** START OF Available data **

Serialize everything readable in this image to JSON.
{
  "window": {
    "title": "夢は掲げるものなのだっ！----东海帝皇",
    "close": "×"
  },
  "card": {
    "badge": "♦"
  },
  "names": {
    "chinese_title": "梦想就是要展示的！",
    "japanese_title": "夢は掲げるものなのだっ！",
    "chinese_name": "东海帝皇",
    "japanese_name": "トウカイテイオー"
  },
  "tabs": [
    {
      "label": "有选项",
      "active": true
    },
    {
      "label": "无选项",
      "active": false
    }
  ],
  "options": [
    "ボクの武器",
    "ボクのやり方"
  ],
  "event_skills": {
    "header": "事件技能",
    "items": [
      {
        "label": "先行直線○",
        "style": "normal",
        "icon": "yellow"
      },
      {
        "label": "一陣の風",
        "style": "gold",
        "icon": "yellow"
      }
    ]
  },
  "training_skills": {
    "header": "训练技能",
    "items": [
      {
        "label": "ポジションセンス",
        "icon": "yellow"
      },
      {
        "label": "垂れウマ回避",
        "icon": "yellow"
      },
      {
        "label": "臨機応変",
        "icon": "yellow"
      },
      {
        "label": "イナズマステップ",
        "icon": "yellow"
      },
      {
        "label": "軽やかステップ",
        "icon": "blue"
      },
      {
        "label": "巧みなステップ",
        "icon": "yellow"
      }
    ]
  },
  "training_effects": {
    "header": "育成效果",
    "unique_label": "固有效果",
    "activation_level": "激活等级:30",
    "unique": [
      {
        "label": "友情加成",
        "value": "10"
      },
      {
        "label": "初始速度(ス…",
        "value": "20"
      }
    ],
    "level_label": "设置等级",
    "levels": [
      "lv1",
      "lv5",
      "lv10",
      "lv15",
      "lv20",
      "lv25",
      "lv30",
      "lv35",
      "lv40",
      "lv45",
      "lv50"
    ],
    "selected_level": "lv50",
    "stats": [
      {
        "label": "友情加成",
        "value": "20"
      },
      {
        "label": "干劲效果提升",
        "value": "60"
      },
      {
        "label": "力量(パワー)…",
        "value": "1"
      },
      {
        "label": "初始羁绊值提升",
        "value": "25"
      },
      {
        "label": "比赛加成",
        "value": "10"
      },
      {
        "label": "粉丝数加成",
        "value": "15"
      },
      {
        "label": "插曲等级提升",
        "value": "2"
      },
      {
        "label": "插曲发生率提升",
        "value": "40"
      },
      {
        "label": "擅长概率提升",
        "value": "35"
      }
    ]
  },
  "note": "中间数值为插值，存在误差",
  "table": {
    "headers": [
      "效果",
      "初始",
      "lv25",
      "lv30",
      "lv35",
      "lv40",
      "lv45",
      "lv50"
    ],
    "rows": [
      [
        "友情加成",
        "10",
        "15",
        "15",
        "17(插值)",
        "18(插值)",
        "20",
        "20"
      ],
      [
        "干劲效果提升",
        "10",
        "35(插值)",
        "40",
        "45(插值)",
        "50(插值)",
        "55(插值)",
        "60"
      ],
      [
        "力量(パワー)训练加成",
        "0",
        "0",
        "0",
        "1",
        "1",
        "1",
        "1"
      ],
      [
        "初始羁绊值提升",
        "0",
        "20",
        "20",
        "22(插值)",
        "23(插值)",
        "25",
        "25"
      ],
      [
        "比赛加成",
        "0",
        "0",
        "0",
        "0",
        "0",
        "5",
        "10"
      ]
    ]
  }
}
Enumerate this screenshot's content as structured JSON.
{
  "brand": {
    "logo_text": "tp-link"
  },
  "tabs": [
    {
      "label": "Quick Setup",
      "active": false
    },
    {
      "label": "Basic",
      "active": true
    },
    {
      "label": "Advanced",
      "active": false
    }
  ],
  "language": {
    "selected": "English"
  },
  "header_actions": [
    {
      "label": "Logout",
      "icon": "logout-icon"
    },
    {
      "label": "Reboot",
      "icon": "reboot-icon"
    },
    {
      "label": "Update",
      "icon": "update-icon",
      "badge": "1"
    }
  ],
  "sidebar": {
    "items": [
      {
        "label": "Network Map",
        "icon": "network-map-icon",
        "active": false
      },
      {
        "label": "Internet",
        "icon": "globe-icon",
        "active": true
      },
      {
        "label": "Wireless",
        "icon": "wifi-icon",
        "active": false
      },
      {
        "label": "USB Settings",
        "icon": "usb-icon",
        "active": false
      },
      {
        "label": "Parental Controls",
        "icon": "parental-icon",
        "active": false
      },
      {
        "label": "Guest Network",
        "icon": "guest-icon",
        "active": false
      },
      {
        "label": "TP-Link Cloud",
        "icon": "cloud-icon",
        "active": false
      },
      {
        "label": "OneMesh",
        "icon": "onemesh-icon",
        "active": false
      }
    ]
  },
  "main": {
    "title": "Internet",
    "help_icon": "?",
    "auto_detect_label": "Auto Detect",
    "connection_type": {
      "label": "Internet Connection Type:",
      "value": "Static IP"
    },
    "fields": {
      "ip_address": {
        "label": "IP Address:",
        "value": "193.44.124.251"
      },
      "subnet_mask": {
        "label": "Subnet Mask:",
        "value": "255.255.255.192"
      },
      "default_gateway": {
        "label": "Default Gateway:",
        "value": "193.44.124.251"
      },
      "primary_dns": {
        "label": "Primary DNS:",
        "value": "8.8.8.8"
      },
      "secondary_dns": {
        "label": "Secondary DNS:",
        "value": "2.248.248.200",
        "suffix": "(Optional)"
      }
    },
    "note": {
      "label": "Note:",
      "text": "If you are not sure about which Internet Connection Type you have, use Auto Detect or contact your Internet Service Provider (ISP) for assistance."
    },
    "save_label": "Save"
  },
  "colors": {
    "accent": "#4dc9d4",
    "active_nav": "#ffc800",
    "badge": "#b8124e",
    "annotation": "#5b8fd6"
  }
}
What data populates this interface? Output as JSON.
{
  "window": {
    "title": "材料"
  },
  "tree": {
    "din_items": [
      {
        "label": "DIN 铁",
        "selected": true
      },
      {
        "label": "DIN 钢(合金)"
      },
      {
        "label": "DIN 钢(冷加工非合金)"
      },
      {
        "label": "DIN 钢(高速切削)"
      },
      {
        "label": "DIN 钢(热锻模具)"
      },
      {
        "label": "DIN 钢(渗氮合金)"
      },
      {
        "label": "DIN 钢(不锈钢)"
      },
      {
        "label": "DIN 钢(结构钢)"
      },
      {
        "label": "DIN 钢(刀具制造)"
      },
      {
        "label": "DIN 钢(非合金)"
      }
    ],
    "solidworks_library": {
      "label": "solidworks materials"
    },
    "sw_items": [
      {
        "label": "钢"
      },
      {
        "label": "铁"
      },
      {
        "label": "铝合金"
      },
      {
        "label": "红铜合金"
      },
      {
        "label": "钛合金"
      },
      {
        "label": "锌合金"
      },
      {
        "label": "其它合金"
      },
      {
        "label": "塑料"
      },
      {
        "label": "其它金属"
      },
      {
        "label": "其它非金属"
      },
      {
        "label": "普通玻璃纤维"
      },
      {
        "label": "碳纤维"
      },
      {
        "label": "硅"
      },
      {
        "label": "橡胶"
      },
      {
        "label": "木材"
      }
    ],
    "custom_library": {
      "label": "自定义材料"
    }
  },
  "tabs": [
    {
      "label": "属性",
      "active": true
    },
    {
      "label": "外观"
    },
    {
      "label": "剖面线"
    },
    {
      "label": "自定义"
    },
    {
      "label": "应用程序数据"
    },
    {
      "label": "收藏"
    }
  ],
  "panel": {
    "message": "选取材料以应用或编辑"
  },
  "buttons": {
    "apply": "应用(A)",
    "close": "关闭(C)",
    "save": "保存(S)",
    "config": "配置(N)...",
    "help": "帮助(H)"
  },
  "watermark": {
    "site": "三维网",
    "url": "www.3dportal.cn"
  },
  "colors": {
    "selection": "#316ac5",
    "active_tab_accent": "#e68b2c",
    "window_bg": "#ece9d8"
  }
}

** END OF Available data **

From the listing above, collect each line in which the string "this" appears.

Serialize everything readable in this image to JSON.
Enumerate this screenshot's content as structured JSON.
What data populates this interface? Output as JSON.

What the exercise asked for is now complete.